> **SET PROBLEM**:
Return all the data below as it stands, minus the pictures.
+++ LISTING
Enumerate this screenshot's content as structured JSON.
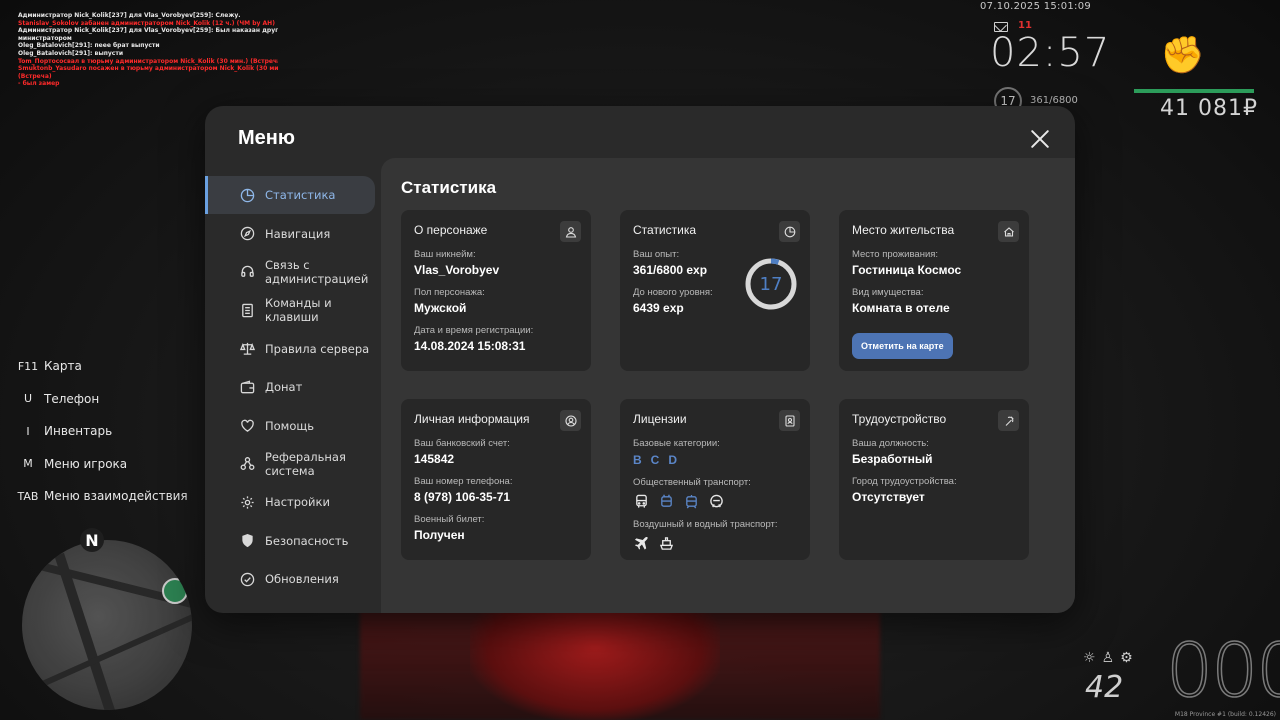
{
  "chat": [
    {
      "text": "Администратор Nick_Kolik[237] для Vlas_Vorobyev[259]: Слежу.",
      "color": "w"
    },
    {
      "text": "Stanislav_Sokolov забанен администратором Nick_Kolik (12 ч.) (ЧМ by АН)",
      "color": "r"
    },
    {
      "text": "Администратор Nick_Kolik[237] для Vlas_Vorobyev[259]: Был наказан другим ад",
      "color": "w"
    },
    {
      "text": "министратором",
      "color": "w"
    },
    {
      "text": "Oleg_Batalovich[291]: пеее брат выпусти",
      "color": "w"
    },
    {
      "text": "Oleg_Batalovich[291]: выпусти",
      "color": "w"
    },
    {
      "text": "Tom_Портососвал в тюрьму администратором Nick_Kolik (30 мин.) (Встреча)",
      "color": "r"
    },
    {
      "text": "Smuktonb_Yasudaro посажен в тюрьму администратором Nick_Kolik (30 мин.)",
      "color": "r"
    },
    {
      "text": "(Встреча)",
      "color": "r"
    },
    {
      "text": " - был замер",
      "color": "r"
    }
  ],
  "hud": {
    "date": "07.10.2025 15:01:09",
    "notif_count": "11",
    "time": "02:57",
    "level": "17",
    "exp": "361/6800",
    "money": "41 081₽"
  },
  "keybinds": [
    {
      "key": "F11",
      "label": "Карта"
    },
    {
      "key": "U",
      "label": "Телефон"
    },
    {
      "key": "I",
      "label": "Инвентарь"
    },
    {
      "key": "M",
      "label": "Меню игрока"
    },
    {
      "key": "TAB",
      "label": "Меню взаимодействия"
    }
  ],
  "minimap": {
    "north": "N"
  },
  "speedo": {
    "speed": "000",
    "fuel": "42"
  },
  "build": "M18 Province #1 (build: 0.12426)",
  "menu": {
    "title": "Меню",
    "sidebar": [
      {
        "label": "Статистика",
        "icon": "pie-chart-icon"
      },
      {
        "label": "Навигация",
        "icon": "compass-icon"
      },
      {
        "label": "Связь с администрацией",
        "icon": "headset-icon"
      },
      {
        "label": "Команды и клавиши",
        "icon": "document-icon"
      },
      {
        "label": "Правила сервера",
        "icon": "scales-icon"
      },
      {
        "label": "Донат",
        "icon": "wallet-icon"
      },
      {
        "label": "Помощь",
        "icon": "heart-hand-icon"
      },
      {
        "label": "Реферальная система",
        "icon": "network-icon"
      },
      {
        "label": "Настройки",
        "icon": "gear-icon"
      },
      {
        "label": "Безопасность",
        "icon": "shield-icon"
      },
      {
        "label": "Обновления",
        "icon": "check-circle-icon"
      }
    ],
    "content_title": "Статистика",
    "about": {
      "title": "О персонаже",
      "nick_label": "Ваш никнейм:",
      "nick": "Vlas_Vorobyev",
      "gender_label": "Пол персонажа:",
      "gender": "Мужской",
      "reg_label": "Дата и время регистрации:",
      "reg": "14.08.2024 15:08:31"
    },
    "stats": {
      "title": "Статистика",
      "exp_label": "Ваш опыт:",
      "exp": "361/6800 exp",
      "next_label": "До нового уровня:",
      "next": "6439 exp",
      "level": "17",
      "progress": 0.053
    },
    "residence": {
      "title": "Место жительства",
      "place_label": "Место проживания:",
      "place": "Гостиница Космос",
      "type_label": "Вид имущества:",
      "type": "Комната в отеле",
      "button": "Отметить на карте"
    },
    "personal": {
      "title": "Личная информация",
      "bank_label": "Ваш банковский счет:",
      "bank": "145842",
      "phone_label": "Ваш номер телефона:",
      "phone": "8 (978) 106-35-71",
      "military_label": "Военный билет:",
      "military": "Получен"
    },
    "licenses": {
      "title": "Лицензии",
      "basic_label": "Базовые категории:",
      "categories": [
        "B",
        "C",
        "D"
      ],
      "public_label": "Общественный транспорт:",
      "air_label": "Воздушный и водный транспорт:"
    },
    "employment": {
      "title": "Трудоустройство",
      "position_label": "Ваша должность:",
      "position": "Безработный",
      "city_label": "Город трудоустройства:",
      "city": "Отсутствует"
    }
  }
}
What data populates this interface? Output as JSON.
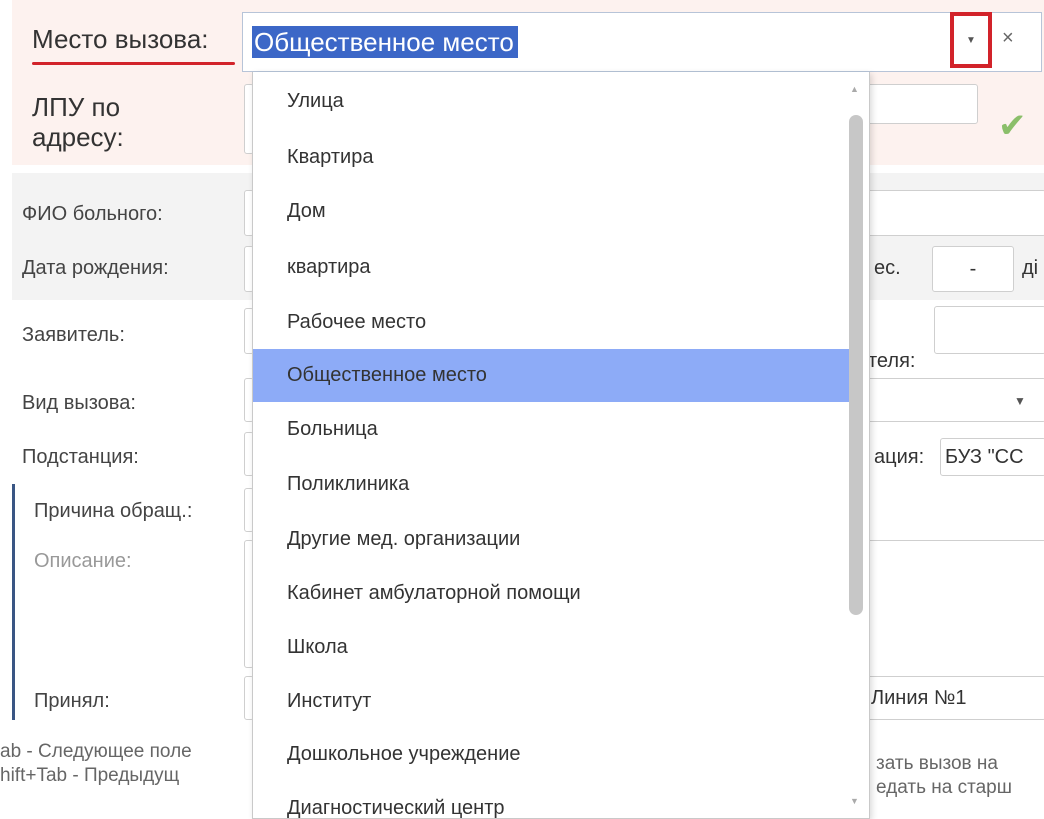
{
  "form": {
    "call_place_label": "Место вызова:",
    "call_place_value": "Общественное место",
    "lpu_label_line1": "ЛПУ по",
    "lpu_label_line2": "адресу:",
    "fio_label": "ФИО больного:",
    "birth_label": "Дата рождения:",
    "birth_suffix_fragment": "ес.",
    "birth_days_fragment": "ді",
    "birth_dash_value": "-",
    "applicant_label": "Заявитель:",
    "applicant_suffix_fragment": "теля:",
    "call_type_label": "Вид вызова:",
    "substation_label": "Подстанция:",
    "organization_fragment": "ация:",
    "organization_value_fragment": "БУЗ \"СС",
    "reason_label": "Причина обращ.:",
    "description_label": "Описание:",
    "accepted_label": "Принял:",
    "accepted_value_fragment": "Линия №1"
  },
  "footer": {
    "left_line1": "ab - Следующее поле",
    "left_line2": "hift+Tab - Предыдущ",
    "right_line1": "зать вызов на",
    "right_line2": "едать на старш"
  },
  "combo": {
    "dropdown_icon": "caret-down-icon",
    "clear_icon": "close-icon",
    "clear_glyph": "×",
    "caret_glyph": "▼"
  },
  "dropdown": {
    "selected_index": 5,
    "items": [
      "Улица",
      "Квартира",
      "Дом",
      "квартира",
      "Рабочее место",
      "Общественное место",
      "Больница",
      "Поликлиника",
      "Другие мед. организации",
      "Кабинет амбулаторной помощи",
      "Школа",
      "Институт",
      "Дошкольное учреждение",
      "Диагностический центр"
    ]
  },
  "colors": {
    "highlight": "#3c67c7",
    "selected_item": "#8dabf7",
    "accent_red": "#d2232a",
    "check_green": "#8bbf6a"
  }
}
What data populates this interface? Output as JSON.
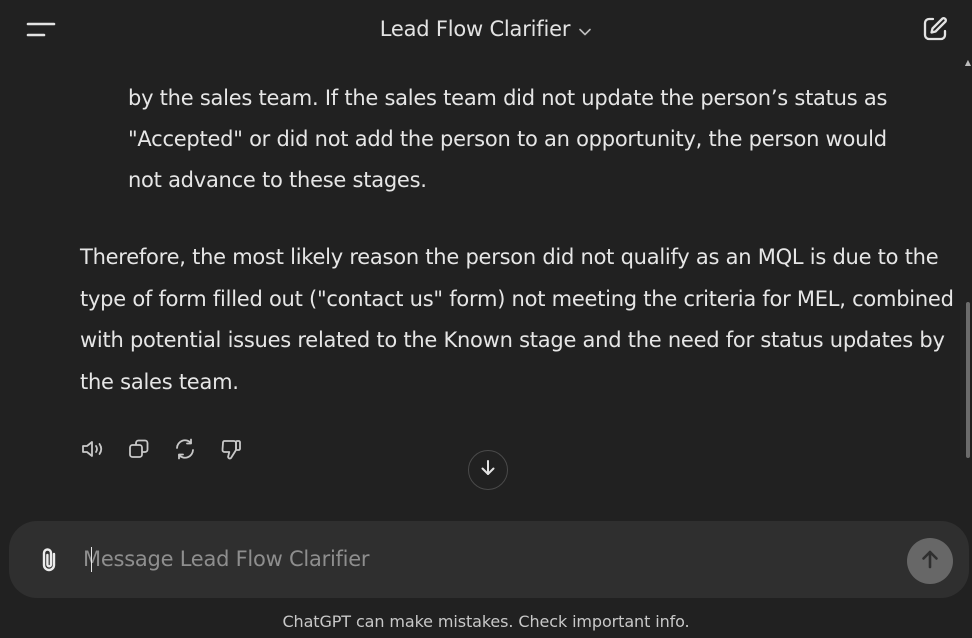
{
  "header": {
    "title": "Lead Flow Clarifier",
    "menu_icon": "hamburger-menu-icon",
    "new_chat_icon": "compose-icon"
  },
  "message": {
    "clipped_lines": [
      "by the sales team. If the sales team did not update the person’s status as",
      "\"Accepted\" or did not add the person to an opportunity, the person would",
      "not advance to these stages."
    ],
    "conclusion": "Therefore, the most likely reason the person did not qualify as an MQL is due to the type of form filled out (\"contact us\" form) not meeting the criteria for MEL, combined with potential issues related to the Known stage and the need for status updates by the sales team.",
    "actions": [
      "read-aloud-icon",
      "copy-icon",
      "regenerate-icon",
      "thumbs-down-icon"
    ]
  },
  "composer": {
    "placeholder": "Message Lead Flow Clarifier",
    "value": ""
  },
  "footer": {
    "disclaimer": "ChatGPT can make mistakes. Check important info."
  },
  "colors": {
    "background": "#212121",
    "composer": "#2f2f2f",
    "send_button": "#676767"
  }
}
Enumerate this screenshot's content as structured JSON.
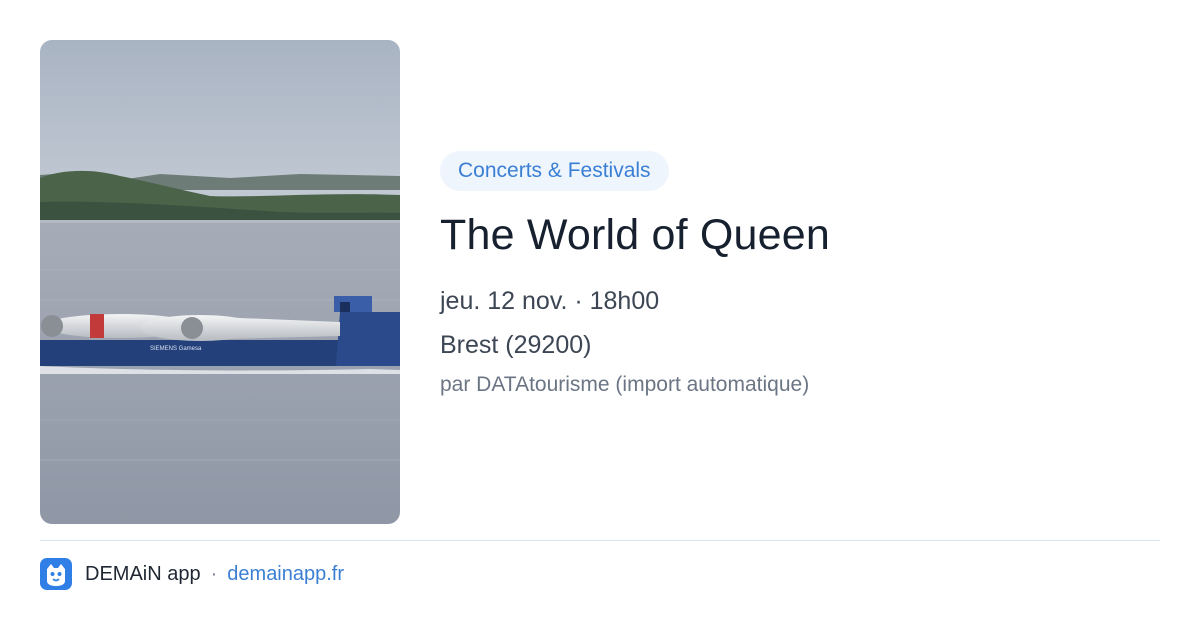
{
  "event": {
    "category": "Concerts & Festivals",
    "title": "The World of Queen",
    "datetime": "jeu. 12 nov. · 18h00",
    "location": "Brest (29200)",
    "source": "par DATAtourisme (import automatique)"
  },
  "image": {
    "subject": "cargo ship carrying wind turbine blades on a bay",
    "ship_text": "SIEMENS Gamesa"
  },
  "footer": {
    "brand": "DEMAiN app",
    "separator": "·",
    "site": "demainapp.fr",
    "logo_icon": "demain-app-logo-icon"
  },
  "colors": {
    "accent": "#3b7fd4",
    "tag_bg": "#eef5fc",
    "logo_bg": "#2f7fe6",
    "title": "#16202e"
  }
}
++++++
> **FINAL RESULT**:
Enumerate this screenshot's content as structured JSON.
{
  "chat": [
    {
      "text": "Администратор Nick_Kolik[237] для Vlas_Vorobyev[259]: Слежу.",
      "color": "w"
    },
    {
      "text": "Stanislav_Sokolov забанен администратором Nick_Kolik (12 ч.) (ЧМ by АН)",
      "color": "r"
    },
    {
      "text": "Администратор Nick_Kolik[237] для Vlas_Vorobyev[259]: Был наказан другим ад",
      "color": "w"
    },
    {
      "text": "министратором",
      "color": "w"
    },
    {
      "text": "Oleg_Batalovich[291]: пеее брат выпусти",
      "color": "w"
    },
    {
      "text": "Oleg_Batalovich[291]: выпусти",
      "color": "w"
    },
    {
      "text": "Tom_Портососвал в тюрьму администратором Nick_Kolik (30 мин.) (Встреча)",
      "color": "r"
    },
    {
      "text": "Smuktonb_Yasudaro посажен в тюрьму администратором Nick_Kolik (30 мин.)",
      "color": "r"
    },
    {
      "text": "(Встреча)",
      "color": "r"
    },
    {
      "text": " - был замер",
      "color": "r"
    }
  ],
  "hud": {
    "date": "07.10.2025 15:01:09",
    "notif_count": "11",
    "time": "02:57",
    "level": "17",
    "exp": "361/6800",
    "money": "41 081₽"
  },
  "keybinds": [
    {
      "key": "F11",
      "label": "Карта"
    },
    {
      "key": "U",
      "label": "Телефон"
    },
    {
      "key": "I",
      "label": "Инвентарь"
    },
    {
      "key": "M",
      "label": "Меню игрока"
    },
    {
      "key": "TAB",
      "label": "Меню взаимодействия"
    }
  ],
  "minimap": {
    "north": "N"
  },
  "speedo": {
    "speed": "000",
    "fuel": "42"
  },
  "build": "M18 Province #1 (build: 0.12426)",
  "menu": {
    "title": "Меню",
    "sidebar": [
      {
        "label": "Статистика",
        "icon": "pie-chart-icon"
      },
      {
        "label": "Навигация",
        "icon": "compass-icon"
      },
      {
        "label": "Связь с администрацией",
        "icon": "headset-icon"
      },
      {
        "label": "Команды и клавиши",
        "icon": "document-icon"
      },
      {
        "label": "Правила сервера",
        "icon": "scales-icon"
      },
      {
        "label": "Донат",
        "icon": "wallet-icon"
      },
      {
        "label": "Помощь",
        "icon": "heart-hand-icon"
      },
      {
        "label": "Реферальная система",
        "icon": "network-icon"
      },
      {
        "label": "Настройки",
        "icon": "gear-icon"
      },
      {
        "label": "Безопасность",
        "icon": "shield-icon"
      },
      {
        "label": "Обновления",
        "icon": "check-circle-icon"
      }
    ],
    "content_title": "Статистика",
    "about": {
      "title": "О персонаже",
      "nick_label": "Ваш никнейм:",
      "nick": "Vlas_Vorobyev",
      "gender_label": "Пол персонажа:",
      "gender": "Мужской",
      "reg_label": "Дата и время регистрации:",
      "reg": "14.08.2024 15:08:31"
    },
    "stats": {
      "title": "Статистика",
      "exp_label": "Ваш опыт:",
      "exp": "361/6800 exp",
      "next_label": "До нового уровня:",
      "next": "6439 exp",
      "level": "17",
      "progress": 0.053
    },
    "residence": {
      "title": "Место жительства",
      "place_label": "Место проживания:",
      "place": "Гостиница Космос",
      "type_label": "Вид имущества:",
      "type": "Комната в отеле",
      "button": "Отметить на карте"
    },
    "personal": {
      "title": "Личная информация",
      "bank_label": "Ваш банковский счет:",
      "bank": "145842",
      "phone_label": "Ваш номер телефона:",
      "phone": "8 (978) 106-35-71",
      "military_label": "Военный билет:",
      "military": "Получен"
    },
    "licenses": {
      "title": "Лицензии",
      "basic_label": "Базовые категории:",
      "categories": [
        "B",
        "C",
        "D"
      ],
      "public_label": "Общественный транспорт:",
      "air_label": "Воздушный и водный транспорт:"
    },
    "employment": {
      "title": "Трудоустройство",
      "position_label": "Ваша должность:",
      "position": "Безработный",
      "city_label": "Город трудоустройства:",
      "city": "Отсутствует"
    }
  }
}
What data populates this interface? Output as JSON.
{
  "form": {
    "call_place_label": "Место вызова:",
    "call_place_value": "Общественное место",
    "lpu_label_line1": "ЛПУ по",
    "lpu_label_line2": "адресу:",
    "fio_label": "ФИО больного:",
    "birth_label": "Дата рождения:",
    "birth_suffix_fragment": "ес.",
    "birth_days_fragment": "ді",
    "birth_dash_value": "-",
    "applicant_label": "Заявитель:",
    "applicant_suffix_fragment": "теля:",
    "call_type_label": "Вид вызова:",
    "substation_label": "Подстанция:",
    "organization_fragment": "ация:",
    "organization_value_fragment": "БУЗ \"СС",
    "reason_label": "Причина обращ.:",
    "description_label": "Описание:",
    "accepted_label": "Принял:",
    "accepted_value_fragment": "Линия №1"
  },
  "footer": {
    "left_line1": "ab - Следующее поле",
    "left_line2": "hift+Tab - Предыдущ",
    "right_line1": "зать вызов на",
    "right_line2": "едать на старш"
  },
  "combo": {
    "dropdown_icon": "caret-down-icon",
    "clear_icon": "close-icon",
    "clear_glyph": "×",
    "caret_glyph": "▼"
  },
  "dropdown": {
    "selected_index": 5,
    "items": [
      "Улица",
      "Квартира",
      "Дом",
      "квартира",
      "Рабочее место",
      "Общественное место",
      "Больница",
      "Поликлиника",
      "Другие мед. организации",
      "Кабинет амбулаторной помощи",
      "Школа",
      "Институт",
      "Дошкольное учреждение",
      "Диагностический центр"
    ]
  },
  "colors": {
    "highlight": "#3c67c7",
    "selected_item": "#8dabf7",
    "accent_red": "#d2232a",
    "check_green": "#8bbf6a"
  }
}
What data populates this interface? Output as JSON.
{
  "header": {
    "title": "Lead Flow Clarifier",
    "menu_icon": "hamburger-menu-icon",
    "new_chat_icon": "compose-icon"
  },
  "message": {
    "clipped_lines": [
      "by the sales team. If the sales team did not update the person’s status as",
      "\"Accepted\" or did not add the person to an opportunity, the person would",
      "not advance to these stages."
    ],
    "conclusion": "Therefore, the most likely reason the person did not qualify as an MQL is due to the type of form filled out (\"contact us\" form) not meeting the criteria for MEL, combined with potential issues related to the Known stage and the need for status updates by the sales team.",
    "actions": [
      "read-aloud-icon",
      "copy-icon",
      "regenerate-icon",
      "thumbs-down-icon"
    ]
  },
  "composer": {
    "placeholder": "Message Lead Flow Clarifier",
    "value": ""
  },
  "footer": {
    "disclaimer": "ChatGPT can make mistakes. Check important info."
  },
  "colors": {
    "background": "#212121",
    "composer": "#2f2f2f",
    "send_button": "#676767"
  }
}
Enumerate this screenshot's content as structured JSON.
{
  "event": {
    "category": "Concerts & Festivals",
    "title": "The World of Queen",
    "datetime": "jeu. 12 nov. · 18h00",
    "location": "Brest (29200)",
    "source": "par DATAtourisme (import automatique)"
  },
  "image": {
    "subject": "cargo ship carrying wind turbine blades on a bay",
    "ship_text": "SIEMENS Gamesa"
  },
  "footer": {
    "brand": "DEMAiN app",
    "separator": "·",
    "site": "demainapp.fr",
    "logo_icon": "demain-app-logo-icon"
  },
  "colors": {
    "accent": "#3b7fd4",
    "tag_bg": "#eef5fc",
    "logo_bg": "#2f7fe6",
    "title": "#16202e"
  }
}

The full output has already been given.